Stored dataset items:
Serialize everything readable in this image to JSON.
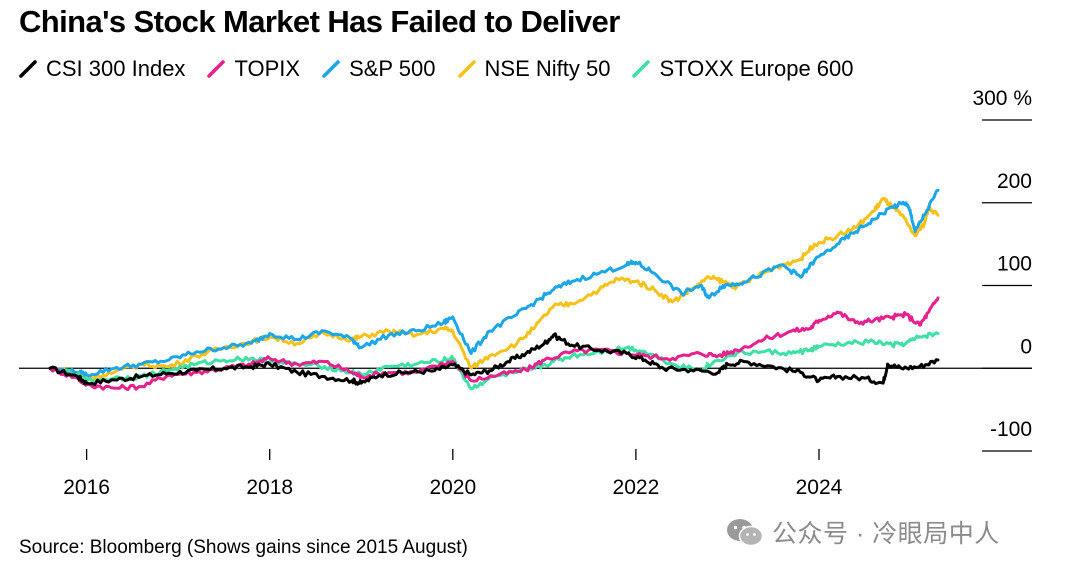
{
  "chart_data": {
    "type": "line",
    "title": "China's Stock Market Has Failed to Deliver",
    "source": "Source: Bloomberg (Shows gains since 2015 August)",
    "x_start_year": 2015.6,
    "x_end_year": 2025.3,
    "x_ticks": [
      2016,
      2018,
      2020,
      2022,
      2024
    ],
    "x_tick_labels": [
      "2016",
      "2018",
      "2020",
      "2022",
      "2024"
    ],
    "ylim": [
      -100,
      300
    ],
    "y_ticks": [
      300,
      200,
      100,
      0,
      -100
    ],
    "y_tick_labels": [
      "300 %",
      "200",
      "100",
      "0",
      "-100"
    ],
    "grid": false,
    "legend_position": "top-left",
    "series": [
      {
        "name": "CSI 300 Index",
        "color": "#000000",
        "points": [
          [
            2015.6,
            0
          ],
          [
            2015.9,
            -10
          ],
          [
            2016.0,
            -18
          ],
          [
            2016.3,
            -14
          ],
          [
            2016.6,
            -10
          ],
          [
            2016.9,
            -6
          ],
          [
            2017.2,
            -3
          ],
          [
            2017.5,
            0
          ],
          [
            2017.8,
            2
          ],
          [
            2018.0,
            5
          ],
          [
            2018.3,
            -5
          ],
          [
            2018.6,
            -10
          ],
          [
            2018.9,
            -15
          ],
          [
            2019.0,
            -18
          ],
          [
            2019.2,
            -8
          ],
          [
            2019.5,
            -5
          ],
          [
            2019.8,
            -3
          ],
          [
            2020.0,
            4
          ],
          [
            2020.2,
            -8
          ],
          [
            2020.4,
            -3
          ],
          [
            2020.6,
            8
          ],
          [
            2020.8,
            18
          ],
          [
            2021.0,
            30
          ],
          [
            2021.1,
            40
          ],
          [
            2021.3,
            28
          ],
          [
            2021.6,
            22
          ],
          [
            2021.9,
            18
          ],
          [
            2022.1,
            10
          ],
          [
            2022.3,
            0
          ],
          [
            2022.6,
            -2
          ],
          [
            2022.9,
            -5
          ],
          [
            2023.0,
            5
          ],
          [
            2023.2,
            8
          ],
          [
            2023.5,
            2
          ],
          [
            2023.8,
            -5
          ],
          [
            2024.0,
            -15
          ],
          [
            2024.2,
            -10
          ],
          [
            2024.5,
            -12
          ],
          [
            2024.7,
            -18
          ],
          [
            2024.75,
            5
          ],
          [
            2024.9,
            0
          ],
          [
            2025.1,
            2
          ],
          [
            2025.3,
            10
          ]
        ]
      },
      {
        "name": "TOPIX",
        "color": "#e6218f",
        "points": [
          [
            2015.6,
            0
          ],
          [
            2015.9,
            -12
          ],
          [
            2016.0,
            -20
          ],
          [
            2016.3,
            -24
          ],
          [
            2016.6,
            -22
          ],
          [
            2016.9,
            -8
          ],
          [
            2017.2,
            -5
          ],
          [
            2017.5,
            0
          ],
          [
            2017.8,
            5
          ],
          [
            2018.0,
            12
          ],
          [
            2018.3,
            5
          ],
          [
            2018.6,
            8
          ],
          [
            2018.9,
            -5
          ],
          [
            2019.0,
            -10
          ],
          [
            2019.3,
            -5
          ],
          [
            2019.6,
            -5
          ],
          [
            2019.9,
            5
          ],
          [
            2020.0,
            8
          ],
          [
            2020.2,
            -15
          ],
          [
            2020.5,
            -8
          ],
          [
            2020.8,
            -2
          ],
          [
            2021.0,
            10
          ],
          [
            2021.3,
            20
          ],
          [
            2021.6,
            22
          ],
          [
            2021.9,
            18
          ],
          [
            2022.1,
            15
          ],
          [
            2022.4,
            12
          ],
          [
            2022.7,
            18
          ],
          [
            2022.9,
            15
          ],
          [
            2023.1,
            22
          ],
          [
            2023.4,
            35
          ],
          [
            2023.7,
            45
          ],
          [
            2023.9,
            48
          ],
          [
            2024.0,
            58
          ],
          [
            2024.2,
            68
          ],
          [
            2024.4,
            55
          ],
          [
            2024.6,
            58
          ],
          [
            2024.8,
            62
          ],
          [
            2024.95,
            65
          ],
          [
            2025.1,
            52
          ],
          [
            2025.2,
            68
          ],
          [
            2025.3,
            85
          ]
        ]
      },
      {
        "name": "S&P 500",
        "color": "#1ba7e6",
        "points": [
          [
            2015.6,
            0
          ],
          [
            2015.9,
            -5
          ],
          [
            2016.0,
            -8
          ],
          [
            2016.3,
            0
          ],
          [
            2016.6,
            5
          ],
          [
            2016.9,
            10
          ],
          [
            2017.2,
            20
          ],
          [
            2017.5,
            25
          ],
          [
            2017.8,
            30
          ],
          [
            2018.0,
            42
          ],
          [
            2018.3,
            35
          ],
          [
            2018.6,
            45
          ],
          [
            2018.9,
            35
          ],
          [
            2019.0,
            25
          ],
          [
            2019.3,
            40
          ],
          [
            2019.6,
            45
          ],
          [
            2019.9,
            55
          ],
          [
            2020.0,
            62
          ],
          [
            2020.2,
            18
          ],
          [
            2020.4,
            45
          ],
          [
            2020.7,
            65
          ],
          [
            2020.9,
            80
          ],
          [
            2021.1,
            95
          ],
          [
            2021.3,
            105
          ],
          [
            2021.6,
            115
          ],
          [
            2021.9,
            125
          ],
          [
            2022.0,
            128
          ],
          [
            2022.2,
            115
          ],
          [
            2022.5,
            90
          ],
          [
            2022.7,
            100
          ],
          [
            2022.8,
            85
          ],
          [
            2022.95,
            100
          ],
          [
            2023.1,
            102
          ],
          [
            2023.3,
            110
          ],
          [
            2023.6,
            125
          ],
          [
            2023.8,
            110
          ],
          [
            2023.95,
            130
          ],
          [
            2024.2,
            150
          ],
          [
            2024.4,
            165
          ],
          [
            2024.6,
            180
          ],
          [
            2024.8,
            195
          ],
          [
            2024.95,
            200
          ],
          [
            2025.0,
            188
          ],
          [
            2025.05,
            165
          ],
          [
            2025.15,
            185
          ],
          [
            2025.3,
            215
          ]
        ]
      },
      {
        "name": "NSE Nifty 50",
        "color": "#f5c11a",
        "points": [
          [
            2015.6,
            0
          ],
          [
            2015.9,
            -5
          ],
          [
            2016.0,
            -12
          ],
          [
            2016.3,
            -5
          ],
          [
            2016.6,
            5
          ],
          [
            2016.9,
            2
          ],
          [
            2017.2,
            15
          ],
          [
            2017.5,
            25
          ],
          [
            2017.8,
            32
          ],
          [
            2018.0,
            38
          ],
          [
            2018.3,
            30
          ],
          [
            2018.6,
            42
          ],
          [
            2018.9,
            35
          ],
          [
            2019.0,
            38
          ],
          [
            2019.3,
            45
          ],
          [
            2019.6,
            40
          ],
          [
            2019.9,
            48
          ],
          [
            2020.0,
            45
          ],
          [
            2020.2,
            0
          ],
          [
            2020.4,
            15
          ],
          [
            2020.7,
            30
          ],
          [
            2020.9,
            50
          ],
          [
            2021.1,
            75
          ],
          [
            2021.3,
            78
          ],
          [
            2021.6,
            95
          ],
          [
            2021.8,
            108
          ],
          [
            2022.0,
            105
          ],
          [
            2022.2,
            95
          ],
          [
            2022.4,
            80
          ],
          [
            2022.6,
            95
          ],
          [
            2022.8,
            110
          ],
          [
            2022.95,
            105
          ],
          [
            2023.1,
            98
          ],
          [
            2023.3,
            110
          ],
          [
            2023.6,
            125
          ],
          [
            2023.8,
            132
          ],
          [
            2023.95,
            150
          ],
          [
            2024.2,
            160
          ],
          [
            2024.4,
            170
          ],
          [
            2024.6,
            190
          ],
          [
            2024.7,
            205
          ],
          [
            2024.8,
            195
          ],
          [
            2024.9,
            185
          ],
          [
            2025.05,
            160
          ],
          [
            2025.15,
            175
          ],
          [
            2025.2,
            195
          ],
          [
            2025.3,
            185
          ]
        ]
      },
      {
        "name": "STOXX Europe 600",
        "color": "#3fe0a4",
        "points": [
          [
            2015.6,
            0
          ],
          [
            2015.9,
            -8
          ],
          [
            2016.0,
            -15
          ],
          [
            2016.3,
            -12
          ],
          [
            2016.6,
            -10
          ],
          [
            2016.9,
            -2
          ],
          [
            2017.2,
            5
          ],
          [
            2017.5,
            10
          ],
          [
            2017.8,
            12
          ],
          [
            2018.0,
            8
          ],
          [
            2018.3,
            5
          ],
          [
            2018.6,
            2
          ],
          [
            2018.9,
            -5
          ],
          [
            2019.0,
            -8
          ],
          [
            2019.3,
            2
          ],
          [
            2019.6,
            5
          ],
          [
            2019.9,
            10
          ],
          [
            2020.0,
            12
          ],
          [
            2020.2,
            -25
          ],
          [
            2020.4,
            -12
          ],
          [
            2020.7,
            -5
          ],
          [
            2020.9,
            0
          ],
          [
            2021.1,
            8
          ],
          [
            2021.3,
            15
          ],
          [
            2021.6,
            20
          ],
          [
            2021.9,
            25
          ],
          [
            2022.1,
            20
          ],
          [
            2022.4,
            5
          ],
          [
            2022.7,
            -2
          ],
          [
            2022.9,
            10
          ],
          [
            2023.1,
            18
          ],
          [
            2023.4,
            20
          ],
          [
            2023.7,
            18
          ],
          [
            2023.9,
            22
          ],
          [
            2024.0,
            26
          ],
          [
            2024.3,
            30
          ],
          [
            2024.6,
            32
          ],
          [
            2024.8,
            28
          ],
          [
            2024.95,
            30
          ],
          [
            2025.1,
            38
          ],
          [
            2025.3,
            42
          ]
        ]
      }
    ]
  },
  "watermark": "公众号 · 冷眼局中人"
}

**Your goal**
Find every line in the records above that contains the word "name", and copy each one.

**Result for this task**
        "name": "CSI 300 Index",
        "name": "TOPIX",
        "name": "S&P 500",
        "name": "NSE Nifty 50",
        "name": "STOXX Europe 600",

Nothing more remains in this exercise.